Contrast this with the situation for cars and trucks, which have a median life of only 5-6 years. Thus a herculean car replacement policy that insists all new vehicles are twice as fuel efficient as the old ones will create about a 4% wedge (ie something that makes a real difference). And this is why fuel economy responses were the leading demand-side response to the 70s oil shocks, and will probably be even more important going forward.

Age distribution of US light vehicles (Y-axis is cumulative percentage of vehicles younger than the age on the X-axis). Source: Transportation Energy Data Book, Table 3.6.

Finally, let me close with one last graph, which I finally tracked down: what are we all doing out there on the roads?

Breakdown of 2001 household vehicle miles traveled in the United States by purpose. Source: Table 6 of Summary of Travel Trends: 2001 National Household Travel Survey.

As you can see, the largest share of miles go in commuting, but social and recreational mileage is very close behind. Miles on personal errands and shopping are also significant contributions. So we would need to attack several of these categories to have much of an effect on vehicle miles traveled. More on that next time.

Well, I've changed my driving habits, again. Working out of my house was nice, but we couldn't scrounge up any sort of health care. So I just took a job in Charm City. For the first few days, I got in an hour early and walked the neighborhood until I found an 'apartment to let' sign only five blocks away. I moved in yesterday.

The problem around here is what to do with the car. I still must travel on some weekends, and as Stuart mentions above, the train and bus service take over seven hours for a three hour drive, and leave only once per day.

I also need a car for occasional business meetings. The local garages all have waiting lists for monthly parking, and you can get ticketed for feeding the meter in the same spot. Three of those tickets cost the same as monthly parking at a garage a mile away, so I guess I'll stick the car there and ride the Xootr over when I need it.

* TASK GOAL
According to the excerpt on driving and vehicle use, what is the median life of cars and trucks? The material after this point comes from a separate source.

* DATA EXCERPT
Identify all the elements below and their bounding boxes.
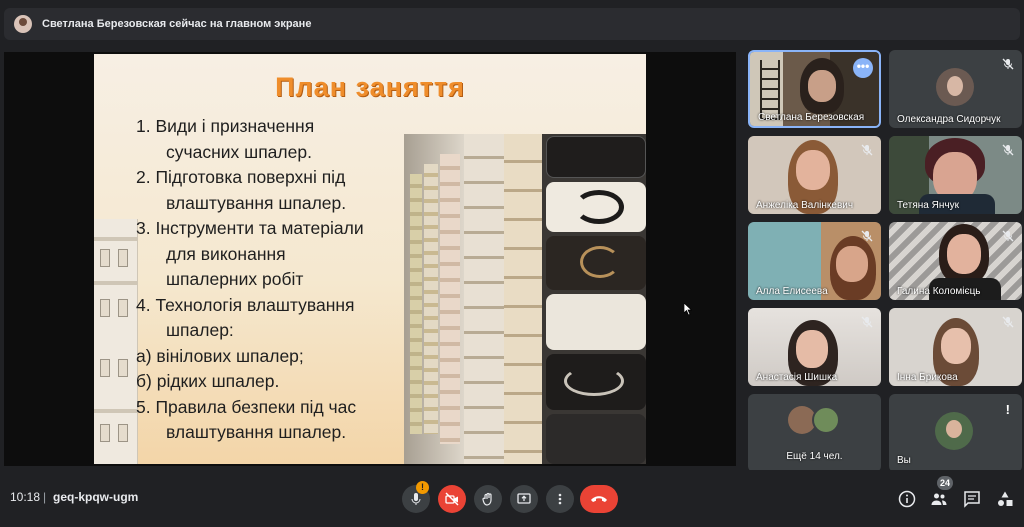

* ANSWER FOR THIS EXERCISE
Cars and trucks have a median life of only 5-6 years.